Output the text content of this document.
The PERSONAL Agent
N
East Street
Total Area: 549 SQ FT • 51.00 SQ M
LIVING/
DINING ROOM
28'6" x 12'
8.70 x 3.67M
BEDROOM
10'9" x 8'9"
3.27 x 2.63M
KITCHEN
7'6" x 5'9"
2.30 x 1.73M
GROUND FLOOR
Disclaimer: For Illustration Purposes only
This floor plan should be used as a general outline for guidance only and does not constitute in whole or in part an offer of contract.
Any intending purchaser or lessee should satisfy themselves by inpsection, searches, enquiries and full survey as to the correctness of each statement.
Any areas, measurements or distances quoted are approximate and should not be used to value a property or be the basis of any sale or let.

====================

▶ [Your goal]
Your task is to output the full set of records exactly as presented.

▶ [Result of this task]
Output the text content of this document.
The PERSONAL Agent
N
East Street
Total Area: 549 SQ FT • 51.00 SQ M
LIVING/
DINING ROOM
28'6" x 12'
8.70 x 3.67M
BEDROOM
10'9" x 8'9"
3.27 x 2.63M
KITCHEN
7'6" x 5'9"
2.30 x 1.73M
GROUND FLOOR
Disclaimer: For Illustration Purposes only
This floor plan should be used as a general outline for guidance only and does not constitute in whole or in part an offer of contract.
Any intending purchaser or lessee should satisfy themselves by inpsection, searches, enquiries and full survey as to the correctness of each statement.
Any areas, measurements or distances quoted are approximate and should not be used to value a property or be the basis of any sale or let.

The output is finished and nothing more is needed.